* **Aim**
Across the entries below, count the lines in which the word "сельских" occurs. Reply with the count alone.

* **Listed records**
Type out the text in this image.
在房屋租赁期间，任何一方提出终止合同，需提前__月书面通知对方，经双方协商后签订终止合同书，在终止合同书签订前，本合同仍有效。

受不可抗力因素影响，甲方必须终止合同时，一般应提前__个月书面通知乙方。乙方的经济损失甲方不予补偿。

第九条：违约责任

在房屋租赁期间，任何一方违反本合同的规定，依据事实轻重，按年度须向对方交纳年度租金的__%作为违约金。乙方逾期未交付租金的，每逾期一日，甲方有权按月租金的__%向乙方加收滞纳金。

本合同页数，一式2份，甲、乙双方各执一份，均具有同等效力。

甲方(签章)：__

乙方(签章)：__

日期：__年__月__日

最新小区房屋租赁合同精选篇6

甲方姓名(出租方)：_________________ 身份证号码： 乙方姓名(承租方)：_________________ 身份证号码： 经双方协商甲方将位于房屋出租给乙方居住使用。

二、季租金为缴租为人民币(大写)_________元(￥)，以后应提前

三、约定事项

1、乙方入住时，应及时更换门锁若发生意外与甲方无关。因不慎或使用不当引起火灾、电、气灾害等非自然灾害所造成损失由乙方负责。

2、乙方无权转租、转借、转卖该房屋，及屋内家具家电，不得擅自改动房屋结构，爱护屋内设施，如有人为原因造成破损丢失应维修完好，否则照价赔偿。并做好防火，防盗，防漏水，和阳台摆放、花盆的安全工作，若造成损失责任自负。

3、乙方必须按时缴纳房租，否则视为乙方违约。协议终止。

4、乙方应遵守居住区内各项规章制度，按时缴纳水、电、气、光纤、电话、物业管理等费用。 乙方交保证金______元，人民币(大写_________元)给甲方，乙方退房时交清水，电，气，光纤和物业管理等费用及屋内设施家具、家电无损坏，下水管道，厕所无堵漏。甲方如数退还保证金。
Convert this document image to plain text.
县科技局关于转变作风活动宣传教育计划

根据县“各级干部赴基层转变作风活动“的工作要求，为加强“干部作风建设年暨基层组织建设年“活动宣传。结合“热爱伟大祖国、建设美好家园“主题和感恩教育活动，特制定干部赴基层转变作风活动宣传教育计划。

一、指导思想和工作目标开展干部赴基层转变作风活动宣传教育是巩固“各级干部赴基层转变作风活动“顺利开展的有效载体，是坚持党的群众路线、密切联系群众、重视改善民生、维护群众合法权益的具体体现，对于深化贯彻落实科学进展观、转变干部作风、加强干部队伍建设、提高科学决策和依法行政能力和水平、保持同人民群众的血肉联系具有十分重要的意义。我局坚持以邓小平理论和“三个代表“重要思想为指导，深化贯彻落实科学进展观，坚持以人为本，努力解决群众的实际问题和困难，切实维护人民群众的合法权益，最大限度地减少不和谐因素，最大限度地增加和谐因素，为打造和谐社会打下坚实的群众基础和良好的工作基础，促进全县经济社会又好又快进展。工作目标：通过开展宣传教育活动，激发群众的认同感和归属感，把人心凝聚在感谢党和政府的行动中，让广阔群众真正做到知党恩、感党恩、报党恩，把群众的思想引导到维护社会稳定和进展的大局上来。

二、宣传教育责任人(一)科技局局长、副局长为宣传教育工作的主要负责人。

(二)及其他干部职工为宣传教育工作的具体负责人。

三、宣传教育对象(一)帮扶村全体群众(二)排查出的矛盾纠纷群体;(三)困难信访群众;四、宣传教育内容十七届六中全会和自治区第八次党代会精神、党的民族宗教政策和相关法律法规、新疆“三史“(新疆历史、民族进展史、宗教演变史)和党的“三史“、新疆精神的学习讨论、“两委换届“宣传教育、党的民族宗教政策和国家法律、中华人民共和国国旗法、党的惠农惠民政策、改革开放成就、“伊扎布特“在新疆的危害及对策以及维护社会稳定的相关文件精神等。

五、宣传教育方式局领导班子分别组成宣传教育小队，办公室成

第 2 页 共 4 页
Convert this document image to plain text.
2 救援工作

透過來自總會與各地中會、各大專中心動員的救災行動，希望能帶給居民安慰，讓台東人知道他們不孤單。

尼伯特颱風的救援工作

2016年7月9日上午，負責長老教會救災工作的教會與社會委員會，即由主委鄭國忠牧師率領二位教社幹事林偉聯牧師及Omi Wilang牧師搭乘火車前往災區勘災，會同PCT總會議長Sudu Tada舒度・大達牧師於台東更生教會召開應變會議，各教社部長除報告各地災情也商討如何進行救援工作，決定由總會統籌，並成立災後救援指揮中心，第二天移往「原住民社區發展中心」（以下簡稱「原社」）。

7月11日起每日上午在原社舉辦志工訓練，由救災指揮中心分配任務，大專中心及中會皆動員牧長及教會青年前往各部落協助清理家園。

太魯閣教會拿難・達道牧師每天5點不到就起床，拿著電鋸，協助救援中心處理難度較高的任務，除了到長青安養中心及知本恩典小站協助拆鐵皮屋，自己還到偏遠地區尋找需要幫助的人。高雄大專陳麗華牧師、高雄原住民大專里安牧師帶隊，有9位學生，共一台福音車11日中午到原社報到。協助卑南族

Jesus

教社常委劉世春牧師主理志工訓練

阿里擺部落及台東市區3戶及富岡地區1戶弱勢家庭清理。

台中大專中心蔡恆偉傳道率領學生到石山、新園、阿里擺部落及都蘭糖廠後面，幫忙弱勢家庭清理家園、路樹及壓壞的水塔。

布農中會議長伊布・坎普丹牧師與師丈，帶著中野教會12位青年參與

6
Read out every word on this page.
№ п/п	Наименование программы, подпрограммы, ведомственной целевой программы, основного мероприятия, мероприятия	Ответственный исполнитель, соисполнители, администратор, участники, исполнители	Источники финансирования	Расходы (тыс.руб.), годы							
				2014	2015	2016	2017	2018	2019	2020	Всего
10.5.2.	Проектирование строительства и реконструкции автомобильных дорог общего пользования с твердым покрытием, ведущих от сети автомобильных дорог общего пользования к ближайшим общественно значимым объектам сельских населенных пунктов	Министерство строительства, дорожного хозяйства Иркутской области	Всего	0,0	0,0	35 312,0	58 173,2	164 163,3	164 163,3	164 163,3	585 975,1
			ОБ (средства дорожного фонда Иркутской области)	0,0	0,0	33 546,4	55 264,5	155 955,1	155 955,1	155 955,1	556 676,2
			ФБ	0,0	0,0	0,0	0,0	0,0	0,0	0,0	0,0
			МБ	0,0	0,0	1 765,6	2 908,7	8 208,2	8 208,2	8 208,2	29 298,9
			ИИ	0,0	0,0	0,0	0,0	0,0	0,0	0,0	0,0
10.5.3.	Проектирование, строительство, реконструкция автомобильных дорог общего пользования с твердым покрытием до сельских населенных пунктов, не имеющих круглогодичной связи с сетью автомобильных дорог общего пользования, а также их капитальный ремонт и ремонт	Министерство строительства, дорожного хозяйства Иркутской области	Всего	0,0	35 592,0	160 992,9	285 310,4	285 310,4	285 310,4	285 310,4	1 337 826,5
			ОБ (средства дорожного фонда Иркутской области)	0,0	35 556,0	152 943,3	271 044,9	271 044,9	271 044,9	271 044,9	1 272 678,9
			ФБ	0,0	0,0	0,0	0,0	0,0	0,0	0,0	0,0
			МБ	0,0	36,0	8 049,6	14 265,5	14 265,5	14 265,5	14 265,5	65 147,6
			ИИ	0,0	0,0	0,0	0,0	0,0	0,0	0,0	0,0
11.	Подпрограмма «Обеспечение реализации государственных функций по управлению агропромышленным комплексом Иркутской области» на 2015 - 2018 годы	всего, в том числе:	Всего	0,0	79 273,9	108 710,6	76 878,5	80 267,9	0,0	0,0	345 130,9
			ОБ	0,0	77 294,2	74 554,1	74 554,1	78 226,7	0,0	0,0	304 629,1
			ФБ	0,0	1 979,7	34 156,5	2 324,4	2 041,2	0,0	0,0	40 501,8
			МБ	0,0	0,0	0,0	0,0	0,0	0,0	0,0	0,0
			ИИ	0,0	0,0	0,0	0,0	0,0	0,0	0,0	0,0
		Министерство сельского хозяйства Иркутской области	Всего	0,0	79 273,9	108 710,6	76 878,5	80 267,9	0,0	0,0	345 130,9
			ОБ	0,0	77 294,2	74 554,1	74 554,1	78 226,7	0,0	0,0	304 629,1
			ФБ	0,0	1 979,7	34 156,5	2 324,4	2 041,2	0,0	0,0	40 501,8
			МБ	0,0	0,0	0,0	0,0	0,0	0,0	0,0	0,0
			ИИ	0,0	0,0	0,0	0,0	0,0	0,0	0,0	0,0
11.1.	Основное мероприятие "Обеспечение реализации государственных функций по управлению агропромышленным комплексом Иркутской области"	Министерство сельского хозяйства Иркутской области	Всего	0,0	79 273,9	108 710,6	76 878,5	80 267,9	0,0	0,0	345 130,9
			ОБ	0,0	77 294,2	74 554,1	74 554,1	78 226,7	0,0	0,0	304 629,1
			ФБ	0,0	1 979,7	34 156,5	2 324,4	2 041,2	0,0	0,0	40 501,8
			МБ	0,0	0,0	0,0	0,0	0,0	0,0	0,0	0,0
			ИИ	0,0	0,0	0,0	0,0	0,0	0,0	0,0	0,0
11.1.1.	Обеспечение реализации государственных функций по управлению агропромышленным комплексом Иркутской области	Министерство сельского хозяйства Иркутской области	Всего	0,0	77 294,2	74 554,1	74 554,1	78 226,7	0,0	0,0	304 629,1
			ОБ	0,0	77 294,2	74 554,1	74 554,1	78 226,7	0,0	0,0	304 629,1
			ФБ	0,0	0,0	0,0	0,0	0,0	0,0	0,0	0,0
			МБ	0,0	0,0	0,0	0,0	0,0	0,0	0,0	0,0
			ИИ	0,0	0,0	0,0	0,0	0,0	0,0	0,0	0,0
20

* **Full output**
2